* [Set task] All of the entries need to be written out again, exactly as they are.

.....

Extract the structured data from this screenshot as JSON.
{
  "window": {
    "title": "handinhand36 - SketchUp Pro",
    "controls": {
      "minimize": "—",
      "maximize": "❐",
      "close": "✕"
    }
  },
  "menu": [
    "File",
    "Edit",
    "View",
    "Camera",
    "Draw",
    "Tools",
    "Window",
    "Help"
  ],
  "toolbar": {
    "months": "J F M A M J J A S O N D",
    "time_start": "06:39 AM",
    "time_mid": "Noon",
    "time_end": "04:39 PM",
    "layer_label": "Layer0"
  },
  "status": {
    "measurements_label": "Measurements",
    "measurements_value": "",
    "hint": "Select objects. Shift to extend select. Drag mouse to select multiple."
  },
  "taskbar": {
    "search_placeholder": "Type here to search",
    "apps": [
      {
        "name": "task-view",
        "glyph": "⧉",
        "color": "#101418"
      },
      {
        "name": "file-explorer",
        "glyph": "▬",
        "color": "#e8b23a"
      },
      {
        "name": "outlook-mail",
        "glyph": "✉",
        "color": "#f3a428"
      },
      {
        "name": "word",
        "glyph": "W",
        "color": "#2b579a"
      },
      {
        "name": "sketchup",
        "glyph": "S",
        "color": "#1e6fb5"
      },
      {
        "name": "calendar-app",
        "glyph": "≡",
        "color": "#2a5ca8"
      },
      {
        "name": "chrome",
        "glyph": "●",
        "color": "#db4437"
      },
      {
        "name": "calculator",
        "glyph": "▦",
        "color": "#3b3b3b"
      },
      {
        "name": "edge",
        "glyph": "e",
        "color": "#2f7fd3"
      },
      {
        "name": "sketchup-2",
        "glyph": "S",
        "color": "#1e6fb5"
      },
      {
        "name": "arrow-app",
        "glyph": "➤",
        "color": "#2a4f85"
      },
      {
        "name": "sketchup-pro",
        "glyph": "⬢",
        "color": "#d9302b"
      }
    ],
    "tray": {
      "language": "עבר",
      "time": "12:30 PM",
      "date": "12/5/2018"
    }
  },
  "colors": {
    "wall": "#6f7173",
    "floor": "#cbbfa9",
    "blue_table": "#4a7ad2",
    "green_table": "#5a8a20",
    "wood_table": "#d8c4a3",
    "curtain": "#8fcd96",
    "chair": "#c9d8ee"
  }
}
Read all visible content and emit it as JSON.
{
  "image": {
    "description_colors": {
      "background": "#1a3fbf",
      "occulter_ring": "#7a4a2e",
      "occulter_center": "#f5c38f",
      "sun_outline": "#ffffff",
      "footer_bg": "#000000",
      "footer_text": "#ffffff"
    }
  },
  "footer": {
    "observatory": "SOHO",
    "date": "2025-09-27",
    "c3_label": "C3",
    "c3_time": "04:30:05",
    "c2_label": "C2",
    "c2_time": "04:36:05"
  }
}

.....

* [Solution to this exercise]
Extract the structured data from this screenshot as JSON.
{
  "window": {
    "title": "handinhand36 - SketchUp Pro",
    "controls": {
      "minimize": "—",
      "maximize": "❐",
      "close": "✕"
    }
  },
  "menu": [
    "File",
    "Edit",
    "View",
    "Camera",
    "Draw",
    "Tools",
    "Window",
    "Help"
  ],
  "toolbar": {
    "months": "J F M A M J J A S O N D",
    "time_start": "06:39 AM",
    "time_mid": "Noon",
    "time_end": "04:39 PM",
    "layer_label": "Layer0"
  },
  "status": {
    "measurements_label": "Measurements",
    "measurements_value": "",
    "hint": "Select objects. Shift to extend select. Drag mouse to select multiple."
  },
  "taskbar": {
    "search_placeholder": "Type here to search",
    "apps": [
      {
        "name": "task-view",
        "glyph": "⧉",
        "color": "#101418"
      },
      {
        "name": "file-explorer",
        "glyph": "▬",
        "color": "#e8b23a"
      },
      {
        "name": "outlook-mail",
        "glyph": "✉",
        "color": "#f3a428"
      },
      {
        "name": "word",
        "glyph": "W",
        "color": "#2b579a"
      },
      {
        "name": "sketchup",
        "glyph": "S",
        "color": "#1e6fb5"
      },
      {
        "name": "calendar-app",
        "glyph": "≡",
        "color": "#2a5ca8"
      },
      {
        "name": "chrome",
        "glyph": "●",
        "color": "#db4437"
      },
      {
        "name": "calculator",
        "glyph": "▦",
        "color": "#3b3b3b"
      },
      {
        "name": "edge",
        "glyph": "e",
        "color": "#2f7fd3"
      },
      {
        "name": "sketchup-2",
        "glyph": "S",
        "color": "#1e6fb5"
      },
      {
        "name": "arrow-app",
        "glyph": "➤",
        "color": "#2a4f85"
      },
      {
        "name": "sketchup-pro",
        "glyph": "⬢",
        "color": "#d9302b"
      }
    ],
    "tray": {
      "language": "עבר",
      "time": "12:30 PM",
      "date": "12/5/2018"
    }
  },
  "colors": {
    "wall": "#6f7173",
    "floor": "#cbbfa9",
    "blue_table": "#4a7ad2",
    "green_table": "#5a8a20",
    "wood_table": "#d8c4a3",
    "curtain": "#8fcd96",
    "chair": "#c9d8ee"
  }
}
Read all visible content and emit it as JSON.
{
  "image": {
    "description_colors": {
      "background": "#1a3fbf",
      "occulter_ring": "#7a4a2e",
      "occulter_center": "#f5c38f",
      "sun_outline": "#ffffff",
      "footer_bg": "#000000",
      "footer_text": "#ffffff"
    }
  },
  "footer": {
    "observatory": "SOHO",
    "date": "2025-09-27",
    "c3_label": "C3",
    "c3_time": "04:30:05",
    "c2_label": "C2",
    "c2_time": "04:36:05"
  }
}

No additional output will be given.